本発明は、熱CVDにより基板上に所定の膜を成膜する成膜方法および成膜装置、ならびに記憶媒体に関する。
半導体デバイスの製造においては、配線パターンや、バッファ膜等を形成するために、有機金属化合物ガスを用いて熱CVDにより金属膜を成膜させる技術が知られている。酸化物などの不活性表面に、このような有機金属化合物ガスを用いた熱CVD法により金属膜を成膜する場合、従来は、成膜装置のチャンバ内の載置台上に被処理基板である半導体ウエハ(以下、単にウエハと記す)を載置し、チャンバ内圧力をほぼ成膜時の圧力にしつつ載置台に設けられたヒーターによりウエハを昇温し、その温度が定常状態になった後、成膜のための原料ガスを流していた。

→ データ行
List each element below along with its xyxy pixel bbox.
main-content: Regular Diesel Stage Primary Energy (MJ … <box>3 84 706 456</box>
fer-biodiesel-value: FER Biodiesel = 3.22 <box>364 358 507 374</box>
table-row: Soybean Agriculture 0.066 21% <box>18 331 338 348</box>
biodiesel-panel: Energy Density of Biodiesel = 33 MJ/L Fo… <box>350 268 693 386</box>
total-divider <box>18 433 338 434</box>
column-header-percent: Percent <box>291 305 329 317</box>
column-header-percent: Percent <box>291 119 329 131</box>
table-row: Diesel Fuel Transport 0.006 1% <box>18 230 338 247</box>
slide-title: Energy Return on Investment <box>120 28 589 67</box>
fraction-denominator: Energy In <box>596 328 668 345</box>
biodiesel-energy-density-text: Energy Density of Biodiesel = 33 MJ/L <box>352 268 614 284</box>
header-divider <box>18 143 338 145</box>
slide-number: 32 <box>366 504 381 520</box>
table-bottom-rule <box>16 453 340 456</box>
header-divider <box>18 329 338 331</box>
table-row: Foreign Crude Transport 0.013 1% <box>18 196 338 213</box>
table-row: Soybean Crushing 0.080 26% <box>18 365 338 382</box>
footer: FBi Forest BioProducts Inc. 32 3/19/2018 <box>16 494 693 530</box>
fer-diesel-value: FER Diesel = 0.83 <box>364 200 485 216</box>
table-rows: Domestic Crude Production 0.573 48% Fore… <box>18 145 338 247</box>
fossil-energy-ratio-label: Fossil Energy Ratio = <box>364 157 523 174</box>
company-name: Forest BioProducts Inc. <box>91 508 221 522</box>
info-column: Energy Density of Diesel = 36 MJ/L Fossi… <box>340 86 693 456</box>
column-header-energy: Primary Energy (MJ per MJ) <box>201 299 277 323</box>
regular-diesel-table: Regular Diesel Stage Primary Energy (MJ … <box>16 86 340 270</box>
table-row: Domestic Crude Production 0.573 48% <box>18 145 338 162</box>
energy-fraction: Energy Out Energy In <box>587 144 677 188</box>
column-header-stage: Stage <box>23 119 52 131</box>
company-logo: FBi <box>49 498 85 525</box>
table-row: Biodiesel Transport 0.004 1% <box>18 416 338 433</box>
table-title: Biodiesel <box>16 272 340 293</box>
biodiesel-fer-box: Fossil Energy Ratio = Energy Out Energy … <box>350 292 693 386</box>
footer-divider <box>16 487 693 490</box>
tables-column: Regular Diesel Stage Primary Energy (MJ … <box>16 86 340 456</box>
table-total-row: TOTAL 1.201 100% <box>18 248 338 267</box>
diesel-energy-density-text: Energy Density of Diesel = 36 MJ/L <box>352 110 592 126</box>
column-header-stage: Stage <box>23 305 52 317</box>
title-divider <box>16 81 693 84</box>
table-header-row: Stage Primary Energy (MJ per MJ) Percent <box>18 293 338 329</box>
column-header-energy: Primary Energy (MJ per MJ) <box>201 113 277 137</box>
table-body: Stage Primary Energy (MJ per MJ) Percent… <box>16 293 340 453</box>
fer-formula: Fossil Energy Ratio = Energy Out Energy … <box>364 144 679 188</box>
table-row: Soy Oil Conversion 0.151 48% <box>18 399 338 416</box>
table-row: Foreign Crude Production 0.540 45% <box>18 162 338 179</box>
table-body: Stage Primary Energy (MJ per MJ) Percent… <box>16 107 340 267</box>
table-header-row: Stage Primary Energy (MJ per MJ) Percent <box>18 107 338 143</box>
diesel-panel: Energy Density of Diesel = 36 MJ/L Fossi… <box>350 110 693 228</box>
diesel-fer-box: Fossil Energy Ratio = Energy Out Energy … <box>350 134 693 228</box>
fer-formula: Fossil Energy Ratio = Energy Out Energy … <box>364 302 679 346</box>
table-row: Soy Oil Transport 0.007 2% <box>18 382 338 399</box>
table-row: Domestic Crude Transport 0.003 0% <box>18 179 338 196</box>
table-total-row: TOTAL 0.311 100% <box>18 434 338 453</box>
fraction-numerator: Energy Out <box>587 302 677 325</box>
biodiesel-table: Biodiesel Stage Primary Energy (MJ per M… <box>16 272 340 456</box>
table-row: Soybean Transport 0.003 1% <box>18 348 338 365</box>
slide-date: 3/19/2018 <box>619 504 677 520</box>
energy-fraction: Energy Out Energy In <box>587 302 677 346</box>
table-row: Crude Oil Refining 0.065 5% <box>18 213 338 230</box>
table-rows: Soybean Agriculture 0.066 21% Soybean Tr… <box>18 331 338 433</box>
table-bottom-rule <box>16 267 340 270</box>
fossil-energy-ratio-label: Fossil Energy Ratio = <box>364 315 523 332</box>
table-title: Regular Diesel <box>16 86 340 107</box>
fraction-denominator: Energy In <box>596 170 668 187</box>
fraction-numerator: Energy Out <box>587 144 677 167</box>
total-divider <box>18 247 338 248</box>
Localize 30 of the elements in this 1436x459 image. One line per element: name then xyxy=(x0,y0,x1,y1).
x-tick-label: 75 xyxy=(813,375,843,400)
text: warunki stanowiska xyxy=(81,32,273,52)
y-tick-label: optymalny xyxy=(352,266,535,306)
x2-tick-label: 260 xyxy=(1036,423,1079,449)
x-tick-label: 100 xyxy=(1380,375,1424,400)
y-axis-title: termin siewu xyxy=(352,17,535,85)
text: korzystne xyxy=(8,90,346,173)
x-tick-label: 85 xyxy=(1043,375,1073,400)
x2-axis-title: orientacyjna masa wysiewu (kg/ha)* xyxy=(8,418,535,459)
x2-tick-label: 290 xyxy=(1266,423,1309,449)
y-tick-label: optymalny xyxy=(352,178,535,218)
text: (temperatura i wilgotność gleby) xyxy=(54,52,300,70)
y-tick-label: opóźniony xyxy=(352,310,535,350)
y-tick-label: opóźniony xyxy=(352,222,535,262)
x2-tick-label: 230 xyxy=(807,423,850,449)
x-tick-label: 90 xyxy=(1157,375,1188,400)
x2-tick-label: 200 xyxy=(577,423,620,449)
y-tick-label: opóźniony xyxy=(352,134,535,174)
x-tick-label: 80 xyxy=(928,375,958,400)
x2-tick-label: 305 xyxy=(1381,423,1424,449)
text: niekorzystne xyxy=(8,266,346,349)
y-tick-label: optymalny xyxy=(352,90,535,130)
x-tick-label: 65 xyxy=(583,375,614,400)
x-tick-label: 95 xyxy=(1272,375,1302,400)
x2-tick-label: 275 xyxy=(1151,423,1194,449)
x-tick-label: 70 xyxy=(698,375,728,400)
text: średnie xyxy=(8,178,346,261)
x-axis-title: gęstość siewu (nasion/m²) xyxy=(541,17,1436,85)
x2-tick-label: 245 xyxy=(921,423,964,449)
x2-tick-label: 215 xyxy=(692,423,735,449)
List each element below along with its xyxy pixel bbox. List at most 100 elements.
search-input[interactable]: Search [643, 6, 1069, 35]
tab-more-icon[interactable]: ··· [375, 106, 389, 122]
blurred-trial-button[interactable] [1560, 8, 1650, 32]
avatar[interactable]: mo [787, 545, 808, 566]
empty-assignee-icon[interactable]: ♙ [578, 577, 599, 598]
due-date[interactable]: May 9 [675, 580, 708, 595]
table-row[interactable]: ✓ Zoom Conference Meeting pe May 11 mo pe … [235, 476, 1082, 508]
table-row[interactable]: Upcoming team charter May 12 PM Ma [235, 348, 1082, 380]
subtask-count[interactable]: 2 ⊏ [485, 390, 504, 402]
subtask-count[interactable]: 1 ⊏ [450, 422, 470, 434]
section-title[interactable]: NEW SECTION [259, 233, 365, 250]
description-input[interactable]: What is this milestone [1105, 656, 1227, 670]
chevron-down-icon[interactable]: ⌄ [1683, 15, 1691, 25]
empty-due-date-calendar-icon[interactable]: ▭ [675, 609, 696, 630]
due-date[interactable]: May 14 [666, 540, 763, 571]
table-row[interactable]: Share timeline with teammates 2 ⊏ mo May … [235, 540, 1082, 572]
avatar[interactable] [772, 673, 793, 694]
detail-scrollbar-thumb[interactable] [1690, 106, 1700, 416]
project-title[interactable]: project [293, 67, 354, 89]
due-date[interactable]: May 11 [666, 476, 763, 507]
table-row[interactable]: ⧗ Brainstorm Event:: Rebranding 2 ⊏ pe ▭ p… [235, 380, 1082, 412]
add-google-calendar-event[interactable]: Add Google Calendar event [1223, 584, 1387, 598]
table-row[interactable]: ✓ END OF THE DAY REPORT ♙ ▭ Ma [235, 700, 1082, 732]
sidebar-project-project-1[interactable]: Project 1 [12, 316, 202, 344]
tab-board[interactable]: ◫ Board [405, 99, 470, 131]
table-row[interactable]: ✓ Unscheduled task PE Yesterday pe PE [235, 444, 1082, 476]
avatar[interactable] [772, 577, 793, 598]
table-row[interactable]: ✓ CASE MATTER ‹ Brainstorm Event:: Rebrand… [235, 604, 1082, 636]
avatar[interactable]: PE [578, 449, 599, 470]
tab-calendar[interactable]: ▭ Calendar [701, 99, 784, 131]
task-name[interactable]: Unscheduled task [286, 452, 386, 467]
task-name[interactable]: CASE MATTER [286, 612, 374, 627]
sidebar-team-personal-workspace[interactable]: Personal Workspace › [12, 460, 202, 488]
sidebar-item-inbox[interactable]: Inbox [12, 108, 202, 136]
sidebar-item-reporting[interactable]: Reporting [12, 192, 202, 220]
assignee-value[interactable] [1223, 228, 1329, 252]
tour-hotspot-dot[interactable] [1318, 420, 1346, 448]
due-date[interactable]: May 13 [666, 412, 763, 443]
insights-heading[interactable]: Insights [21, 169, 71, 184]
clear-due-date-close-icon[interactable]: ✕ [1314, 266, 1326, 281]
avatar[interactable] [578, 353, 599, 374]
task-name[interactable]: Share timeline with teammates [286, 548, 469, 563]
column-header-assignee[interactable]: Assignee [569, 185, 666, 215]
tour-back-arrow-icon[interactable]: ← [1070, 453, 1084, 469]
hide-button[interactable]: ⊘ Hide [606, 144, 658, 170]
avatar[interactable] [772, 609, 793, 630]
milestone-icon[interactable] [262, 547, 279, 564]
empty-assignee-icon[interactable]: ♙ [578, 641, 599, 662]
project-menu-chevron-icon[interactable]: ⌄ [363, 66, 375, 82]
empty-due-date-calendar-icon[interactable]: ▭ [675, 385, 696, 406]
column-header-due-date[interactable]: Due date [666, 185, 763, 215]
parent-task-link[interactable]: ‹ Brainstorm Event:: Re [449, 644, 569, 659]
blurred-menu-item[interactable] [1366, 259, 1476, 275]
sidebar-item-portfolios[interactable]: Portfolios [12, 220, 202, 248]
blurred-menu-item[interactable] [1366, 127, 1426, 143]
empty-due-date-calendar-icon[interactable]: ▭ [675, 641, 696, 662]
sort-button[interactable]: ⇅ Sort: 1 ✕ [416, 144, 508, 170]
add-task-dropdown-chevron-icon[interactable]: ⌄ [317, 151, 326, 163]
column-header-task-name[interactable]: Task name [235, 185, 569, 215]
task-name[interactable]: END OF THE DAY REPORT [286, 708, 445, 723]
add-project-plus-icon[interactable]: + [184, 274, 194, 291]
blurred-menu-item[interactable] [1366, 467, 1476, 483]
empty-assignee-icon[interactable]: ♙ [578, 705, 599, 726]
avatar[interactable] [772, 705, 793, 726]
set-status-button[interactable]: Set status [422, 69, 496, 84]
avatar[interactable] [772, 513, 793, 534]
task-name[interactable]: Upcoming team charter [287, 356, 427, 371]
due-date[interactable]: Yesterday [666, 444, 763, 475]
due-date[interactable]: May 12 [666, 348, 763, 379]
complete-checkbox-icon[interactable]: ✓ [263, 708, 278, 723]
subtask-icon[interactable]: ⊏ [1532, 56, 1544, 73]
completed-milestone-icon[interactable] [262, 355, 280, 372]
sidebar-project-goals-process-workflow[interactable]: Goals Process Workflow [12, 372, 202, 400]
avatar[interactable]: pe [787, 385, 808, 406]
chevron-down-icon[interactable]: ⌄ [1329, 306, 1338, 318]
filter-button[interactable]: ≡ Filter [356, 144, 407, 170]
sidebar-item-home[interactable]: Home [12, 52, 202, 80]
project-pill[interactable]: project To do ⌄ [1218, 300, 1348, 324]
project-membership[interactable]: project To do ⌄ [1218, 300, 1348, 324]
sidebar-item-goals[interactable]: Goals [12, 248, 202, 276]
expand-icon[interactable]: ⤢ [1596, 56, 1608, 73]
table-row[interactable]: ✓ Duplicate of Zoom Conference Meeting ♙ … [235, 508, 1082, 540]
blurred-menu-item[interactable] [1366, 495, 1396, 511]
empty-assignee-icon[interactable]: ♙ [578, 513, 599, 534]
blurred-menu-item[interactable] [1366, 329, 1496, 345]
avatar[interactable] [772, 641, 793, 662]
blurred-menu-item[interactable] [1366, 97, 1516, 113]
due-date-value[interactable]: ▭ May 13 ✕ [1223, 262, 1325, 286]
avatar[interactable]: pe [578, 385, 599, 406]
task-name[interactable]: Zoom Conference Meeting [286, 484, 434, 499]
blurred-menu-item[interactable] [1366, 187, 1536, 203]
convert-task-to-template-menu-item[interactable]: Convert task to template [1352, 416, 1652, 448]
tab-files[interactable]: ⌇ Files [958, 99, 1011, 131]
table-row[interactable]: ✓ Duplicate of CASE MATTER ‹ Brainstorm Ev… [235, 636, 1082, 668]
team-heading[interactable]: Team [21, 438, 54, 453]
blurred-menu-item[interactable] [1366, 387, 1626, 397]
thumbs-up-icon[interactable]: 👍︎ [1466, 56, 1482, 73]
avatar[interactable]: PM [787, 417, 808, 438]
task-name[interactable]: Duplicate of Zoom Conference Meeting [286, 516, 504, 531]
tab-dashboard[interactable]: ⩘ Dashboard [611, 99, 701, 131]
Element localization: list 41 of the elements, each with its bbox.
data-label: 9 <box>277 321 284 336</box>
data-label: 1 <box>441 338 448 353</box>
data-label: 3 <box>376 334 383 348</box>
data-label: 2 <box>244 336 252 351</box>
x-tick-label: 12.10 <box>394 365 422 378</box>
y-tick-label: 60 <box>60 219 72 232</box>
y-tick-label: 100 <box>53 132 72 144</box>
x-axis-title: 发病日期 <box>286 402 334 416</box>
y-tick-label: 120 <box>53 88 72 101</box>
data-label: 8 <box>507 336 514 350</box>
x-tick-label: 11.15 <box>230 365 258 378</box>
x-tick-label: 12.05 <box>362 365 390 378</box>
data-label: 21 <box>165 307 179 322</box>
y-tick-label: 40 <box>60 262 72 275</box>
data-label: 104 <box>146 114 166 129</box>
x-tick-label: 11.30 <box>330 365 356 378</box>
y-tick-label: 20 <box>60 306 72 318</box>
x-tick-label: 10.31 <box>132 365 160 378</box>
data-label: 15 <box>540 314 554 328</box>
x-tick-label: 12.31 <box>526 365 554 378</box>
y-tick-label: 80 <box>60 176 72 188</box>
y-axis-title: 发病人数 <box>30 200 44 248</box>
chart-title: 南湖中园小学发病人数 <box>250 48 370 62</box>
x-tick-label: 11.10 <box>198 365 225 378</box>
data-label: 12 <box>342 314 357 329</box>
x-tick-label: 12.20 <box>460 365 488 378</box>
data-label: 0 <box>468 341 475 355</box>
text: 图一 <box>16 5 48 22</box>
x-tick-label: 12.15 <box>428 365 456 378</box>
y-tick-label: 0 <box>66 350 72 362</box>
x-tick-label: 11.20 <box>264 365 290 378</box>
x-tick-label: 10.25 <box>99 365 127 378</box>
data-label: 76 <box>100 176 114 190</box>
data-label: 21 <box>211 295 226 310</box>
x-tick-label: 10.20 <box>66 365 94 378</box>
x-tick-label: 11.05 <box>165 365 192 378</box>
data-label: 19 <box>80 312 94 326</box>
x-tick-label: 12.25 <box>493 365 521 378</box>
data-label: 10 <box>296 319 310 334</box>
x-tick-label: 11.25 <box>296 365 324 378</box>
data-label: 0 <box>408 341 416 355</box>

→ 課題
(1) 熱CVD成膜に関する掲載文によると、従来の方法ではウエハの温度が定常状態になった後に何を流していましたか?
(2) レコードの先頭の行から「table-row: Soybean Agriculture」を含む行まで(その行も含む)を、空行を除いて番号付きリストとして書き出してください。
掲載文とレコードは互いに関係がありません。

→ 解答
(1) 成膜のための原料ガスです。

(2)
1. List each element below along with its xyxy pixel bbox.
2. main-content: Regular Diesel Stage Primary Energy (MJ … <box>3 84 706 456</box>
3. fer-biodiesel-value: FER Biodiesel = 3.22 <box>364 358 507 374</box>
4. table-row: Soybean Agriculture 0.066 21% <box>18 331 338 348</box>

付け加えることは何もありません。